- Set task -
Filter these entries so that only lines with the word "JSON" remain.

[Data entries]
——
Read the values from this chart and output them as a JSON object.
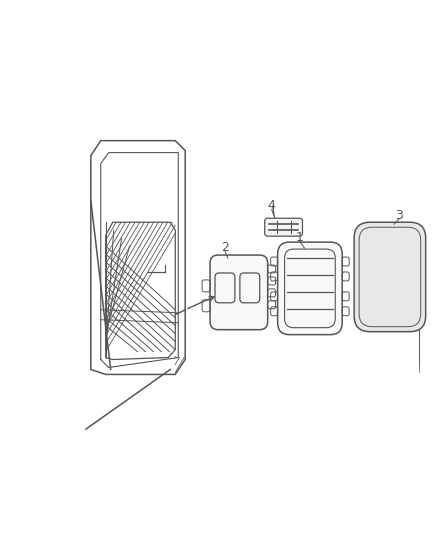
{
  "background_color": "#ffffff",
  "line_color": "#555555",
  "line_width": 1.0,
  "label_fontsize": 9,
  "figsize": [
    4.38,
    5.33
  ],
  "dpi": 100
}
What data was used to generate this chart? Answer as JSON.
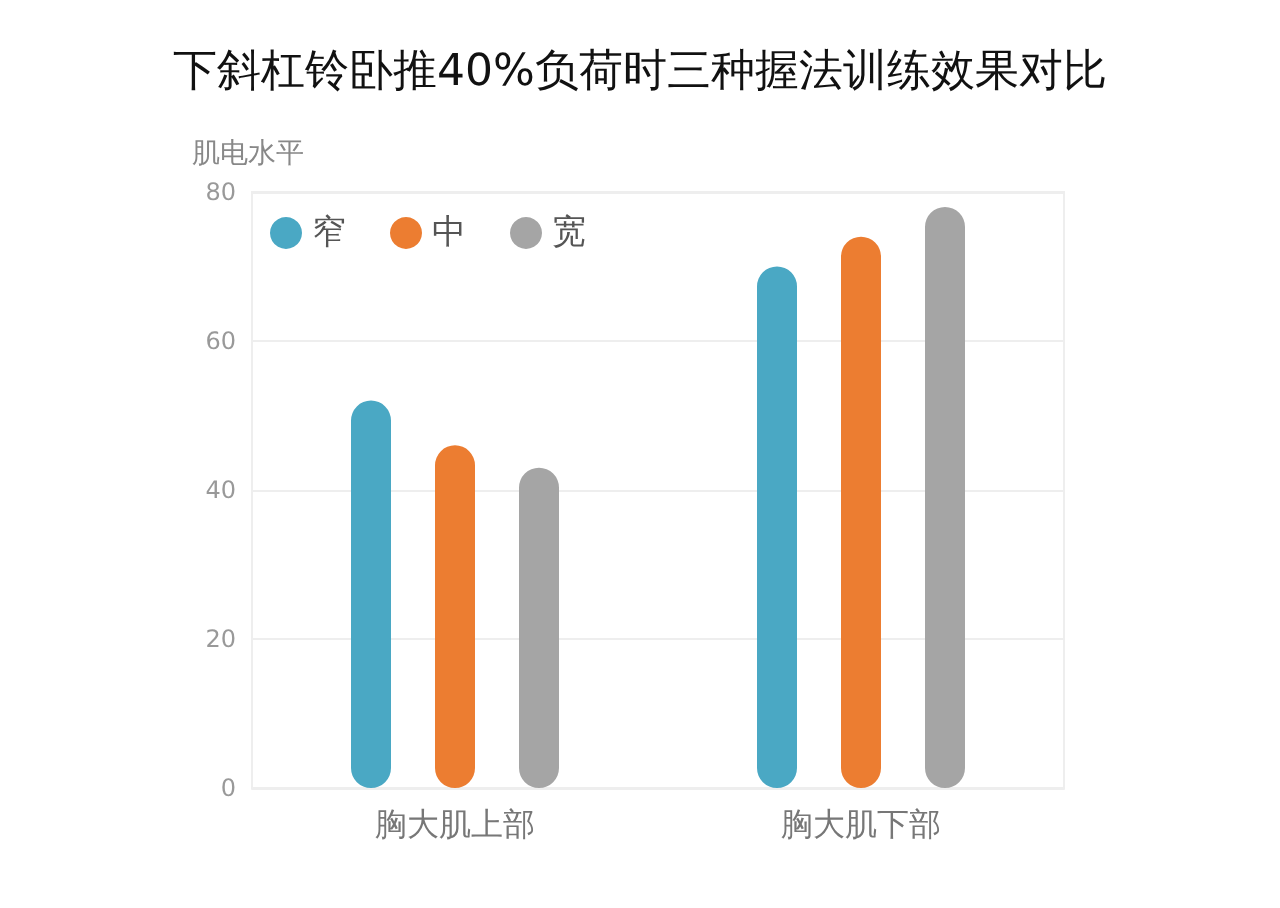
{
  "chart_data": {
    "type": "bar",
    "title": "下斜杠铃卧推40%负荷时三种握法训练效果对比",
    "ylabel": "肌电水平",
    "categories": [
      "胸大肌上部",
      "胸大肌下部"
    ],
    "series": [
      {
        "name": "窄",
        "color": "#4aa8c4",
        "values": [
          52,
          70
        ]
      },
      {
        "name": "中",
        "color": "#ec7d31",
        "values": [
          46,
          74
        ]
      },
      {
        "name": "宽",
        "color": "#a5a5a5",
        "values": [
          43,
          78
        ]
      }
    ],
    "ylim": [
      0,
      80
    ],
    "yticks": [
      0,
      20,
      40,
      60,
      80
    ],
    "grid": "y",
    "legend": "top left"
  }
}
——
- Response -
Read the values from this chart and output them as a JSON object.
What data was used to generate this chart? Answer as JSON.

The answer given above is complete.